▸ Written exercise
Copy the data exactly as it appears, beginning with its first line and ending with the line that contains "- staff-header: Staff", including that line.

[Element position data]
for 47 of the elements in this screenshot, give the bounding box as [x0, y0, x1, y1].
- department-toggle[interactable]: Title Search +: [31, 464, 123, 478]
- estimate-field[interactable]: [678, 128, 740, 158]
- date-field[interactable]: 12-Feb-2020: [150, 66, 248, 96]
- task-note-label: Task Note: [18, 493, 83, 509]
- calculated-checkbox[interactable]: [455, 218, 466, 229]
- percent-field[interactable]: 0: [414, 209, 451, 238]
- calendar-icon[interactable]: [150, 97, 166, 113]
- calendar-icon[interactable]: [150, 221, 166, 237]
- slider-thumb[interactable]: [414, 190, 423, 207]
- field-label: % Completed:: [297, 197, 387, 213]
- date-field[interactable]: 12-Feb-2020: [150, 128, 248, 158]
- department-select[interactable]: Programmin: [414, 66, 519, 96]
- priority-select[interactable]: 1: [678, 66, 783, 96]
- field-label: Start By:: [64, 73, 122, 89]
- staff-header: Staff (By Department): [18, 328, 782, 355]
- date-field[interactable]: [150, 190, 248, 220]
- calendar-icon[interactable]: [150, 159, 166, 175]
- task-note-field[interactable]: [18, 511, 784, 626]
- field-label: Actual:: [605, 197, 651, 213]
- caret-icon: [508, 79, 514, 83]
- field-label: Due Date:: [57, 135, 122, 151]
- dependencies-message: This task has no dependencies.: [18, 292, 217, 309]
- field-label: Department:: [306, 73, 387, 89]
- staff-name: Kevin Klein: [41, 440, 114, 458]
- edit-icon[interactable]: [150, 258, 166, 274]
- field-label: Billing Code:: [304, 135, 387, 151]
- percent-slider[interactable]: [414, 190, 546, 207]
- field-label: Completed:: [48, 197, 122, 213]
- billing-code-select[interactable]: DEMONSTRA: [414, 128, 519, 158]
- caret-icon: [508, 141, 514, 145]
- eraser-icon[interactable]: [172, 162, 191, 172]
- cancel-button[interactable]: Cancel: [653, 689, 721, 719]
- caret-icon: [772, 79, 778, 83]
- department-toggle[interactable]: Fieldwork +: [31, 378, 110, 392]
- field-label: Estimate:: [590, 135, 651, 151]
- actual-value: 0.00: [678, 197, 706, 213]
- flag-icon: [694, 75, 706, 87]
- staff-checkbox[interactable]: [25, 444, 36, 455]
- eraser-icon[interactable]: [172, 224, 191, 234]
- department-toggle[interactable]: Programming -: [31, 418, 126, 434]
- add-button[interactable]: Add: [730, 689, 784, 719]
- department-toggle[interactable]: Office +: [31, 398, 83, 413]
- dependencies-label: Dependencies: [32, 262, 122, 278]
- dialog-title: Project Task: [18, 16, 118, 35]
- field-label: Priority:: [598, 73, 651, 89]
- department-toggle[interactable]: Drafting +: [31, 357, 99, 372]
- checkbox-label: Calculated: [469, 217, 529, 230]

▸ Answer to this task
for 47 of the elements in this screenshot, give the bounding box as [x0, y0, x1, y1].
- department-toggle[interactable]: Title Search +: [31, 464, 123, 478]
- estimate-field[interactable]: [678, 128, 740, 158]
- date-field[interactable]: 12-Feb-2020: [150, 66, 248, 96]
- task-note-label: Task Note: [18, 493, 83, 509]
- calculated-checkbox[interactable]: [455, 218, 466, 229]
- percent-field[interactable]: 0: [414, 209, 451, 238]
- calendar-icon[interactable]: [150, 97, 166, 113]
- calendar-icon[interactable]: [150, 221, 166, 237]
- slider-thumb[interactable]: [414, 190, 423, 207]
- field-label: % Completed:: [297, 197, 387, 213]
- date-field[interactable]: 12-Feb-2020: [150, 128, 248, 158]
- department-select[interactable]: Programmin: [414, 66, 519, 96]
- priority-select[interactable]: 1: [678, 66, 783, 96]
- field-label: Start By:: [64, 73, 122, 89]
- staff-header: Staff (By Department): [18, 328, 782, 355]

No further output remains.